## [Task objective]
Reply with one number: the count of lines in the listing that contain the string "分选与分级".

Start of Records for processing

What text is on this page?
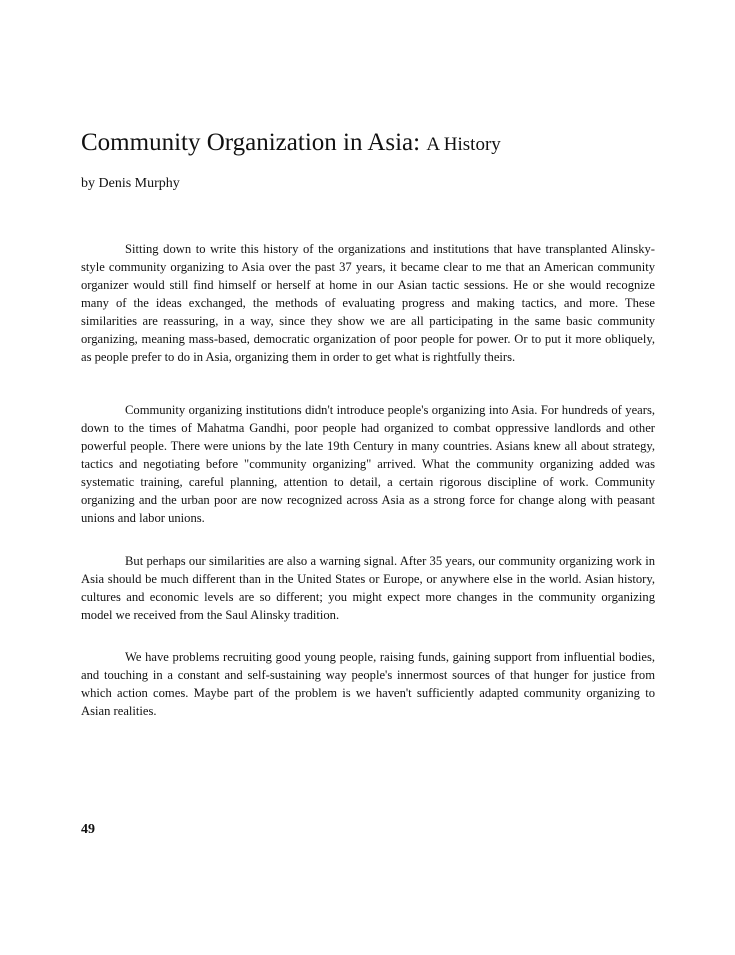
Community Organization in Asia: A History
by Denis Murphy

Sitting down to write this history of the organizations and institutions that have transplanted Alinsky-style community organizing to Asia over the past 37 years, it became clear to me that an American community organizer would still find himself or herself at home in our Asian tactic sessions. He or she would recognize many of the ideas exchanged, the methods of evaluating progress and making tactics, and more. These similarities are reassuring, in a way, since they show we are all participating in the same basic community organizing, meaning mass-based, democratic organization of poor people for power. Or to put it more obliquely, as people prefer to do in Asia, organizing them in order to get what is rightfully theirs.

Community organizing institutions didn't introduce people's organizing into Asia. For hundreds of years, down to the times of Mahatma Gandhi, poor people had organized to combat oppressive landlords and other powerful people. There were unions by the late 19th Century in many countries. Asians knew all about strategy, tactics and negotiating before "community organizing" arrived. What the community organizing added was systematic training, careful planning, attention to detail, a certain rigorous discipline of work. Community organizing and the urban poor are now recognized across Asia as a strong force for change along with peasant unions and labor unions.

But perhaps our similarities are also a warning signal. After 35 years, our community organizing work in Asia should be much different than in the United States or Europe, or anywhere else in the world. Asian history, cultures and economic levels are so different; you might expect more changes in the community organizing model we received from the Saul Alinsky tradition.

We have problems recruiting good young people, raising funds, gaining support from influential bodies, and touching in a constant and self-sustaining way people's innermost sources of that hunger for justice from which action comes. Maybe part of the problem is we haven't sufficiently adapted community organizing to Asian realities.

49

End of Records for processing
Start of Records for processing

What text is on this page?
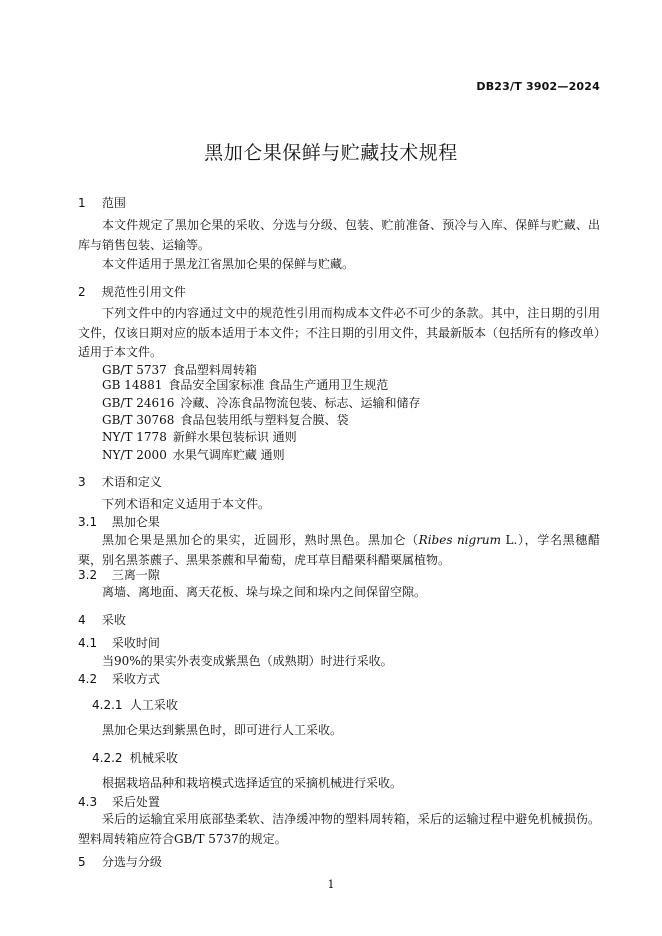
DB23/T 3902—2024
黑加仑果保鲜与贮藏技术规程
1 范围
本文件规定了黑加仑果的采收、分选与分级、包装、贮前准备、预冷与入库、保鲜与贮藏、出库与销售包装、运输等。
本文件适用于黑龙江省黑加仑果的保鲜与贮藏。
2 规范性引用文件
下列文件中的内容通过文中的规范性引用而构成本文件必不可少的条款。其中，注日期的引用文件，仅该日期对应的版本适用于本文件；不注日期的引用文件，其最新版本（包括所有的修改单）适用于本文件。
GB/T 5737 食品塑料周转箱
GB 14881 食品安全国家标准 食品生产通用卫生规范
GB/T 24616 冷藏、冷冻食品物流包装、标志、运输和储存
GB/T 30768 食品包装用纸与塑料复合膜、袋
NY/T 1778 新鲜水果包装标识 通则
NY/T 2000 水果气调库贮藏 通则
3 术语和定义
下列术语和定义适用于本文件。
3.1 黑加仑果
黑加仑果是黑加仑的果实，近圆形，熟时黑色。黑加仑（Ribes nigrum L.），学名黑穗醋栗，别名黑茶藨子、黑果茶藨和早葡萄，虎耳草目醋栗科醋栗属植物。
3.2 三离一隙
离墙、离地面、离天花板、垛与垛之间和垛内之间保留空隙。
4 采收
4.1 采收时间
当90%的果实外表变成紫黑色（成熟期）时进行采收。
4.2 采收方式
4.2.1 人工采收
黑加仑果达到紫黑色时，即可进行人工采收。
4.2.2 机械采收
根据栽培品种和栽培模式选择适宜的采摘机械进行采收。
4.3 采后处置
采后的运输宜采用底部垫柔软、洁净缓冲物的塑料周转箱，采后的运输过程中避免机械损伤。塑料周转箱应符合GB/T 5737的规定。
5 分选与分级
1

End of Records for processing
Start of Records for processing

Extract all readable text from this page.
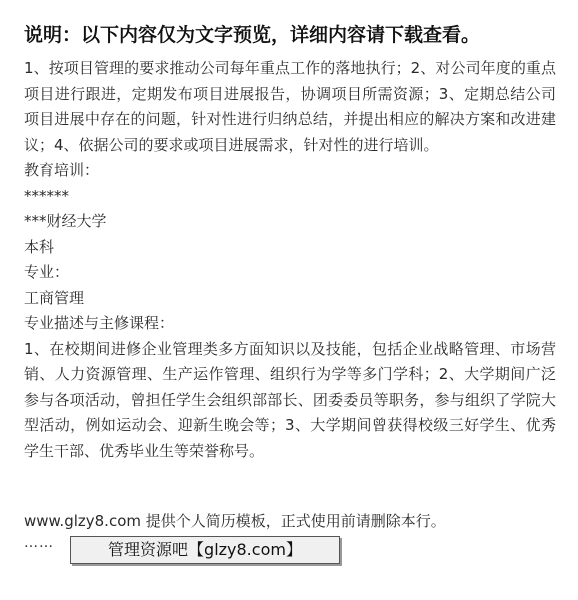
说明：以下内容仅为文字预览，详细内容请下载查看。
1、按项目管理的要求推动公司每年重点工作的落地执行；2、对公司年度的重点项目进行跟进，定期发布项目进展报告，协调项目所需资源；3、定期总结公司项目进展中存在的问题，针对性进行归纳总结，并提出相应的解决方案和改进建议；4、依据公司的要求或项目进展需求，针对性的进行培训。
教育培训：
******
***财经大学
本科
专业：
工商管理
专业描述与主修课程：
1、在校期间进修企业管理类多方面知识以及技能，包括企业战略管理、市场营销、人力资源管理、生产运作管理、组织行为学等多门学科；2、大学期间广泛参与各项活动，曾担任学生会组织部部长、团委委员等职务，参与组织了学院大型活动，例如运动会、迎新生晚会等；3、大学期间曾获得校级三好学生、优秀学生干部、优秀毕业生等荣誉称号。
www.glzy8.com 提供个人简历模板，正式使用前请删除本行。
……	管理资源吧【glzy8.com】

End of Records for processing

## [Answer to this problem]
2